» EXERCISE DETAILS: Output the entries word for word. Omit images.

» PROVIDED RECORDS:
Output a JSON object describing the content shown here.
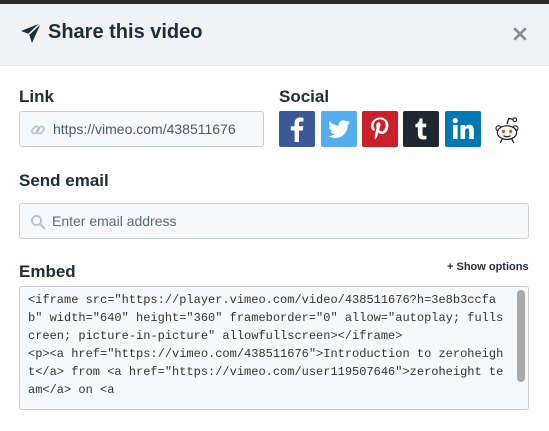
{
  "header": {
    "title": "Share this video",
    "icon": "paper-plane-icon"
  },
  "link": {
    "label": "Link",
    "url": "https://vimeo.com/438511676"
  },
  "social": {
    "label": "Social",
    "networks": [
      {
        "name": "facebook",
        "color": "#3b5998"
      },
      {
        "name": "twitter",
        "color": "#55acee"
      },
      {
        "name": "pinterest",
        "color": "#cb2027"
      },
      {
        "name": "tumblr",
        "color": "#32465a"
      },
      {
        "name": "linkedin",
        "color": "#0077b5"
      },
      {
        "name": "reddit",
        "color": "#ff4500"
      }
    ]
  },
  "email": {
    "label": "Send email",
    "placeholder": "Enter email address"
  },
  "embed": {
    "label": "Embed",
    "show_options": "+ Show options",
    "code": "<iframe src=\"https://player.vimeo.com/video/438511676?h=3e8b3ccfab\" width=\"640\" height=\"360\" frameborder=\"0\" allow=\"autoplay; fullscreen; picture-in-picture\" allowfullscreen></iframe>\n<p><a href=\"https://vimeo.com/438511676\">Introduction to zeroheight</a> from <a href=\"https://vimeo.com/user119507646\">zeroheight team</a> on <a"
  }
}
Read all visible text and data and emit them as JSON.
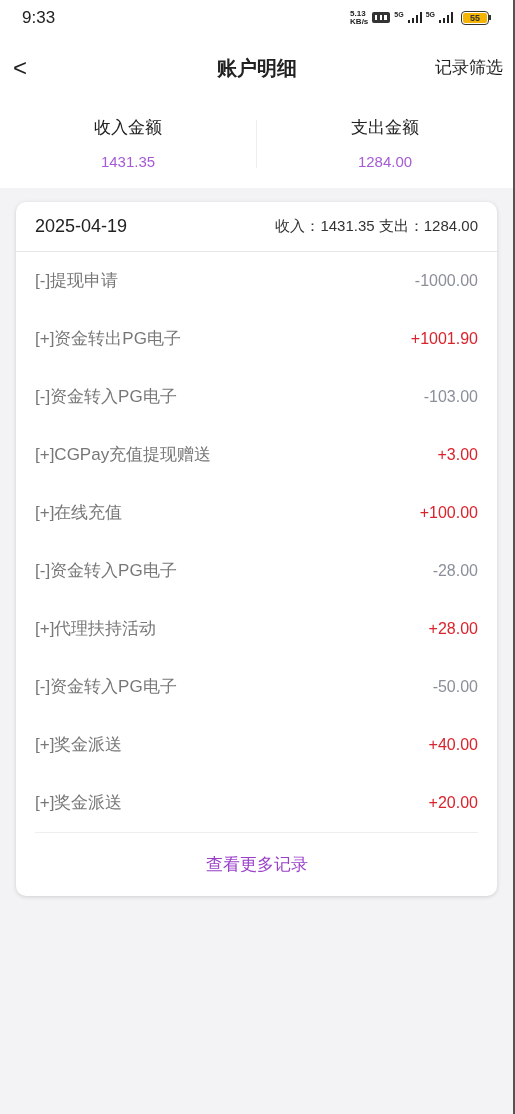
{
  "status_bar": {
    "time": "9:33",
    "speed_value": "5.13",
    "speed_unit": "KB/s",
    "network_1": "5G",
    "network_2": "5G",
    "battery": "55"
  },
  "nav": {
    "back": "<",
    "title": "账户明细",
    "action": "记录筛选"
  },
  "summary": [
    {
      "label": "收入金额",
      "value": "1431.35"
    },
    {
      "label": "支出金额",
      "value": "1284.00"
    }
  ],
  "day": {
    "date": "2025-04-19",
    "totals": "收入：1431.35 支出：1284.00",
    "records": [
      {
        "kind": "expense",
        "name": "[-]提现申请",
        "amount": "-1000.00"
      },
      {
        "kind": "income",
        "name": "[+]资金转出PG电子",
        "amount": "+1001.90"
      },
      {
        "kind": "expense",
        "name": "[-]资金转入PG电子",
        "amount": "-103.00"
      },
      {
        "kind": "income",
        "name": "[+]CGPay充值提现赠送",
        "amount": "+3.00"
      },
      {
        "kind": "income",
        "name": "[+]在线充值",
        "amount": "+100.00"
      },
      {
        "kind": "expense",
        "name": "[-]资金转入PG电子",
        "amount": "-28.00"
      },
      {
        "kind": "income",
        "name": "[+]代理扶持活动",
        "amount": "+28.00"
      },
      {
        "kind": "expense",
        "name": "[-]资金转入PG电子",
        "amount": "-50.00"
      },
      {
        "kind": "income",
        "name": "[+]奖金派送",
        "amount": "+40.00"
      },
      {
        "kind": "income",
        "name": "[+]奖金派送",
        "amount": "+20.00"
      }
    ],
    "more": "查看更多记录"
  }
}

» SOLUTION FOR THIS PROBLEM:
Output a JSON object describing the content shown here.
{
  "header": {
    "title": "Share this video",
    "icon": "paper-plane-icon"
  },
  "link": {
    "label": "Link",
    "url": "https://vimeo.com/438511676"
  },
  "social": {
    "label": "Social",
    "networks": [
      {
        "name": "facebook",
        "color": "#3b5998"
      },
      {
        "name": "twitter",
        "color": "#55acee"
      },
      {
        "name": "pinterest",
        "color": "#cb2027"
      },
      {
        "name": "tumblr",
        "color": "#32465a"
      },
      {
        "name": "linkedin",
        "color": "#0077b5"
      },
      {
        "name": "reddit",
        "color": "#ff4500"
      }
    ]
  },
  "email": {
    "label": "Send email",
    "placeholder": "Enter email address"
  },
  "embed": {
    "label": "Embed",
    "show_options": "+ Show options",
    "code": "<iframe src=\"https://player.vimeo.com/video/438511676?h=3e8b3ccfab\" width=\"640\" height=\"360\" frameborder=\"0\" allow=\"autoplay; fullscreen; picture-in-picture\" allowfullscreen></iframe>\n<p><a href=\"https://vimeo.com/438511676\">Introduction to zeroheight</a> from <a href=\"https://vimeo.com/user119507646\">zeroheight team</a> on <a"
  }
}
Read all visible text and data and emit them as JSON.
{
  "status_bar": {
    "time": "9:33",
    "speed_value": "5.13",
    "speed_unit": "KB/s",
    "network_1": "5G",
    "network_2": "5G",
    "battery": "55"
  },
  "nav": {
    "back": "<",
    "title": "账户明细",
    "action": "记录筛选"
  },
  "summary": [
    {
      "label": "收入金额",
      "value": "1431.35"
    },
    {
      "label": "支出金额",
      "value": "1284.00"
    }
  ],
  "day": {
    "date": "2025-04-19",
    "totals": "收入：1431.35 支出：1284.00",
    "records": [
      {
        "kind": "expense",
        "name": "[-]提现申请",
        "amount": "-1000.00"
      },
      {
        "kind": "income",
        "name": "[+]资金转出PG电子",
        "amount": "+1001.90"
      },
      {
        "kind": "expense",
        "name": "[-]资金转入PG电子",
        "amount": "-103.00"
      },
      {
        "kind": "income",
        "name": "[+]CGPay充值提现赠送",
        "amount": "+3.00"
      },
      {
        "kind": "income",
        "name": "[+]在线充值",
        "amount": "+100.00"
      },
      {
        "kind": "expense",
        "name": "[-]资金转入PG电子",
        "amount": "-28.00"
      },
      {
        "kind": "income",
        "name": "[+]代理扶持活动",
        "amount": "+28.00"
      },
      {
        "kind": "expense",
        "name": "[-]资金转入PG电子",
        "amount": "-50.00"
      },
      {
        "kind": "income",
        "name": "[+]奖金派送",
        "amount": "+40.00"
      },
      {
        "kind": "income",
        "name": "[+]奖金派送",
        "amount": "+20.00"
      }
    ],
    "more": "查看更多记录"
  }
}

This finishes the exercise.